Task description: Show every line of the records below that contains the word "name".

==================================================

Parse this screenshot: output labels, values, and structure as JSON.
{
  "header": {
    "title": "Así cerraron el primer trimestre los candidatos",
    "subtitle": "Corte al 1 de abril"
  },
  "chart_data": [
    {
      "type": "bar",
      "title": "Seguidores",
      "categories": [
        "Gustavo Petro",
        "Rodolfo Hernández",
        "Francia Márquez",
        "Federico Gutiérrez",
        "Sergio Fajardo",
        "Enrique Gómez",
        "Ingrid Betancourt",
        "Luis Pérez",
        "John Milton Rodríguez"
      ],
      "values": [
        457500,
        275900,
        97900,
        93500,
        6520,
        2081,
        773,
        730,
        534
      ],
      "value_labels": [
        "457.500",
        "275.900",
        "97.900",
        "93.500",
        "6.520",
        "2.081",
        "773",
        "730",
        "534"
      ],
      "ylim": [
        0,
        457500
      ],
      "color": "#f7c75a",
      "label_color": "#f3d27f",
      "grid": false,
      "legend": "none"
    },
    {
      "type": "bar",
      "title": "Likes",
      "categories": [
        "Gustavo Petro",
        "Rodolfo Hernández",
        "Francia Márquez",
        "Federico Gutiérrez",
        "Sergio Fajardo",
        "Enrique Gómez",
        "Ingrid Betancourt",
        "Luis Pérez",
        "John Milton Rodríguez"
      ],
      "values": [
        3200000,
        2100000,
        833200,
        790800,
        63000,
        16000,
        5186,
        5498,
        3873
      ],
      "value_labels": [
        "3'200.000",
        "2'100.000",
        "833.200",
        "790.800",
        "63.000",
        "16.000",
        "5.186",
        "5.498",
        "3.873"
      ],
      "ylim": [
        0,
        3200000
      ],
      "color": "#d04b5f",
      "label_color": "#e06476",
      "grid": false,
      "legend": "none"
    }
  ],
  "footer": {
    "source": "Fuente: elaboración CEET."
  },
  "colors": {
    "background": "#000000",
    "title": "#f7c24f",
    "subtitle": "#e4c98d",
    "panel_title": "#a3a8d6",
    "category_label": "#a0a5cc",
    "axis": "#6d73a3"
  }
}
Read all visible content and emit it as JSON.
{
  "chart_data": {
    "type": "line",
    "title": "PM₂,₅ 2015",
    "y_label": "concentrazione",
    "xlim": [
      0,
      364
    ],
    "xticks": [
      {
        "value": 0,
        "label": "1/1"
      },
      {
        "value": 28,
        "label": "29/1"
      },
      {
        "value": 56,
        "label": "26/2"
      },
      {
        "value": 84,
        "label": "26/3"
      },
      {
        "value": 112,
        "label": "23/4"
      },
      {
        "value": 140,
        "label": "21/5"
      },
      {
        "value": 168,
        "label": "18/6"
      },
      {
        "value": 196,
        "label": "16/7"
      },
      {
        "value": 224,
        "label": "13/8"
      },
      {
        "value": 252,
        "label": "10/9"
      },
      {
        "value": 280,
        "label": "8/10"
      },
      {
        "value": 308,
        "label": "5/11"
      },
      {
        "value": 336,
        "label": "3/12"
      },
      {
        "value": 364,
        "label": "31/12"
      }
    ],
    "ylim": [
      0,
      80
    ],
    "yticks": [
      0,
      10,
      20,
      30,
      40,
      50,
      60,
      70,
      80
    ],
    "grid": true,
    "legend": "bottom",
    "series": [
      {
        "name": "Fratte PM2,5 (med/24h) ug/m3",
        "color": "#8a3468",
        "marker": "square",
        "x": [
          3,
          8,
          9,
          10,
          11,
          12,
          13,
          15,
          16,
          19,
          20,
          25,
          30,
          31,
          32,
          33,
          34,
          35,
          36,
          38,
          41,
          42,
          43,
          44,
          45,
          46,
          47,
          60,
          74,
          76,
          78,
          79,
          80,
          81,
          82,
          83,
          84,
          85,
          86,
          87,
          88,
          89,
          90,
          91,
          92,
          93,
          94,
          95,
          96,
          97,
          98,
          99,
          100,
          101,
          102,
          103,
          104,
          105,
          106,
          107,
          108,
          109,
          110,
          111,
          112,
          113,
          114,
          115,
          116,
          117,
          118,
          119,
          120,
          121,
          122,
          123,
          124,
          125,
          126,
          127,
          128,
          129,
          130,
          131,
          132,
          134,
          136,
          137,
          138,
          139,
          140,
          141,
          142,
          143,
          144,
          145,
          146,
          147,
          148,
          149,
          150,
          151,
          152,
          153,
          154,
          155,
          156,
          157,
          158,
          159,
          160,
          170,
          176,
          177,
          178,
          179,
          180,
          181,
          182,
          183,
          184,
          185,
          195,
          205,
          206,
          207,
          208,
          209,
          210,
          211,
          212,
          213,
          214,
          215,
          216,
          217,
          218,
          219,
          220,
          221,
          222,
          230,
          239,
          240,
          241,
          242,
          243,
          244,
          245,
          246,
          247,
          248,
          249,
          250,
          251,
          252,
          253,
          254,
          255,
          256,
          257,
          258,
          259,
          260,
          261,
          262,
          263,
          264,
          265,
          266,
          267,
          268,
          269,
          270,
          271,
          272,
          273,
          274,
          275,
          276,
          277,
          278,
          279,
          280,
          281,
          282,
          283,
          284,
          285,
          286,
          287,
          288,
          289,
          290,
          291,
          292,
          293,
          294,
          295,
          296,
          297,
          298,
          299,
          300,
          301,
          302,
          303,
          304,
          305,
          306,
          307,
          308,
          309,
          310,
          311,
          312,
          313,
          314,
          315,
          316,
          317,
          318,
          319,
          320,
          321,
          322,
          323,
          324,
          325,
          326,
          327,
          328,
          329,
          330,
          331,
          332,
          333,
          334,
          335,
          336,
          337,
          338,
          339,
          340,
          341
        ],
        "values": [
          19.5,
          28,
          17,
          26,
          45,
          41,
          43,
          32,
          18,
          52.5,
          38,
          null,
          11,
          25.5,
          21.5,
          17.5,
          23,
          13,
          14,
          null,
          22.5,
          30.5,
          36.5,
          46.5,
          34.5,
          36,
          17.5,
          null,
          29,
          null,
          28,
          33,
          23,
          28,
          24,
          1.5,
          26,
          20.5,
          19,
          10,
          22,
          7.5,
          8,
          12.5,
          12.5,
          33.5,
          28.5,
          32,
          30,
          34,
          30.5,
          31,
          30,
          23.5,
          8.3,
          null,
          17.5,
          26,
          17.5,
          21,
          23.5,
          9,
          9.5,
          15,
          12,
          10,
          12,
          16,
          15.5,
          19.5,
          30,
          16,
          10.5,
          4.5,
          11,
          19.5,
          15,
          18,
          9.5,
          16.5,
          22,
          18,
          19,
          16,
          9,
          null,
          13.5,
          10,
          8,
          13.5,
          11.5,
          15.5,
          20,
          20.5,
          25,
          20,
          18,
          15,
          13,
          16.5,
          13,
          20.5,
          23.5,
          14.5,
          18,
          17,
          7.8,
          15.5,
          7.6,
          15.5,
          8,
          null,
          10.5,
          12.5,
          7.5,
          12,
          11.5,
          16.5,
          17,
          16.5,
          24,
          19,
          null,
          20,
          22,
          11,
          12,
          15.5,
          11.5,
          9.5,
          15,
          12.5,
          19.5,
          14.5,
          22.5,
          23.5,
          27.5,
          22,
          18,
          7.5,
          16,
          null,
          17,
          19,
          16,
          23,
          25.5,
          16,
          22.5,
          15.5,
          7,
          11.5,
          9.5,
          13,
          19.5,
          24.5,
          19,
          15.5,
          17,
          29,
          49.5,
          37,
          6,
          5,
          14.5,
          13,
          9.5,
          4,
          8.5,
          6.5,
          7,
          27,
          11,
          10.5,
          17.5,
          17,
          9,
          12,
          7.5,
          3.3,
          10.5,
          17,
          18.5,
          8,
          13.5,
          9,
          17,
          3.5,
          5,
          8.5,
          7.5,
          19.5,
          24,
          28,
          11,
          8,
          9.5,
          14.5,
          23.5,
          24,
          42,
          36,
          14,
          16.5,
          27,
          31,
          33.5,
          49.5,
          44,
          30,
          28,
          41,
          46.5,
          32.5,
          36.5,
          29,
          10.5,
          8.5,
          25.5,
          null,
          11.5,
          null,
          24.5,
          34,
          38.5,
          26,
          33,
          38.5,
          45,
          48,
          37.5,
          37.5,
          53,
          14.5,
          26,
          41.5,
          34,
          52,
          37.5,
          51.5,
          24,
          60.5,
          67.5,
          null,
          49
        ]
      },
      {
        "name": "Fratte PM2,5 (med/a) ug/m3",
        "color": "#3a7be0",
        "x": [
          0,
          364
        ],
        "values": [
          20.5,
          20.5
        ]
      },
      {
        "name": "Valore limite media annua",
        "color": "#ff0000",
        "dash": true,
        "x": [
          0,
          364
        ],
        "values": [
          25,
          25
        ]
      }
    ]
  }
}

==================================================

Response:
        "name": "Fratte PM2,5 (med/24h) ug/m3",
        "name": "Fratte PM2,5 (med/a) ug/m3",
        "name": "Valore limite media annua",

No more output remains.